— STORED RECORDS —
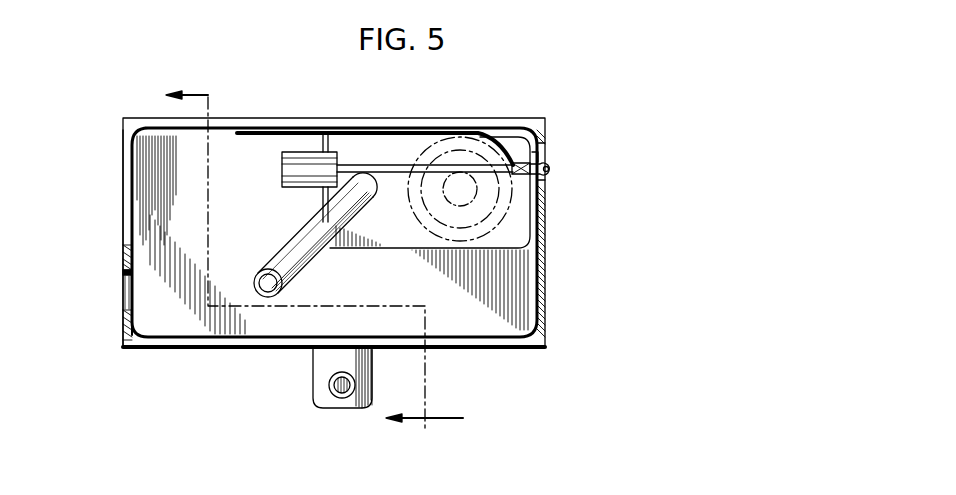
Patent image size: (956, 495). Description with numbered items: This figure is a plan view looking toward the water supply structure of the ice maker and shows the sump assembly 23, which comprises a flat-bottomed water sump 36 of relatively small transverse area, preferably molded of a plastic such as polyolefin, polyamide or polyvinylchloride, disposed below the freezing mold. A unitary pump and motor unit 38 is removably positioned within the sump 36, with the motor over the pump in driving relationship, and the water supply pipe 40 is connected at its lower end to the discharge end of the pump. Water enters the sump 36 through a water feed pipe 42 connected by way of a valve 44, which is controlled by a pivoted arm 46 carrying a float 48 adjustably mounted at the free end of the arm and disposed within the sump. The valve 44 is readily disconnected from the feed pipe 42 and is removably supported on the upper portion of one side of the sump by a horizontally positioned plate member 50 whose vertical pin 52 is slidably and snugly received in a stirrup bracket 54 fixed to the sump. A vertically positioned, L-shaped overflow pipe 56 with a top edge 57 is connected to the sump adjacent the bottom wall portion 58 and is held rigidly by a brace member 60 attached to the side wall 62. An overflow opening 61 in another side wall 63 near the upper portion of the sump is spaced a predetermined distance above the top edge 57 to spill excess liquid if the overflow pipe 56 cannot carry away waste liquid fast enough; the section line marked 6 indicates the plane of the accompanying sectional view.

The sump assembly 23 is at (535, 237).
The water sump 36 is at (548, 325).
The pump and motor unit 38 is at (505, 210).
The water supply pipe 40 is at (318, 255).
The water feed pipe 42 is at (264, 137).
The valve 44 is at (538, 159).
The pivoted arm 46 is at (398, 168).
The float 48 is at (292, 160).
The plate member 50 is at (533, 176).
The vertical pin 52 is at (551, 164).
The stirrup bracket 54 is at (551, 171).
The overflow pipe 56 is at (336, 408).
The top edge 57 is at (329, 385).
The bottom wall portion 58 is at (252, 243).
The brace member 60 is at (367, 378).
The overflow opening 61 is at (122, 290).
The side wall 62 is at (470, 348).
The side wall 63 is at (122, 213).
The section line 6- 6 is at (323, 258).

— YOUR TASK —
Reproduce the listing above word for word, including the description and every position line, but leave the picture out.

— TASK ANSWER —
Patent image size: (956, 495). Description with numbered items: This figure is a plan view looking toward the water supply structure of the ice maker and shows the sump assembly 23, which comprises a flat-bottomed water sump 36 of relatively small transverse area, preferably molded of a plastic such as polyolefin, polyamide or polyvinylchloride, disposed below the freezing mold. A unitary pump and motor unit 38 is removably positioned within the sump 36, with the motor over the pump in driving relationship, and the water supply pipe 40 is connected at its lower end to the discharge end of the pump. Water enters the sump 36 through a water feed pipe 42 connected by way of a valve 44, which is controlled by a pivoted arm 46 carrying a float 48 adjustably mounted at the free end of the arm and disposed within the sump. The valve 44 is readily disconnected from the feed pipe 42 and is removably supported on the upper portion of one side of the sump by a horizontally positioned plate member 50 whose vertical pin 52 is slidably and snugly received in a stirrup bracket 54 fixed to the sump. A vertically positioned, L-shaped overflow pipe 56 with a top edge 57 is connected to the sump adjacent the bottom wall portion 58 and is held rigidly by a brace member 60 attached to the side wall 62. An overflow opening 61 in another side wall 63 near the upper portion of the sump is spaced a predetermined distance above the top edge 57 to spill excess liquid if the overflow pipe 56 cannot carry away waste liquid fast enough; the section line marked 6 indicates the plane of the accompanying sectional view.

The sump assembly 23 is at (535, 237).
The water sump 36 is at (548, 325).
The pump and motor unit 38 is at (505, 210).
The water supply pipe 40 is at (318, 255).
The water feed pipe 42 is at (264, 137).
The valve 44 is at (538, 159).
The pivoted arm 46 is at (398, 168).
The float 48 is at (292, 160).
The plate member 50 is at (533, 176).
The vertical pin 52 is at (551, 164).
The stirrup bracket 54 is at (551, 171).
The overflow pipe 56 is at (336, 408).
The top edge 57 is at (329, 385).
The bottom wall portion 58 is at (252, 243).
The brace member 60 is at (367, 378).
The overflow opening 61 is at (122, 290).
The side wall 62 is at (470, 348).
The side wall 63 is at (122, 213).
The section line 6- 6 is at (323, 258).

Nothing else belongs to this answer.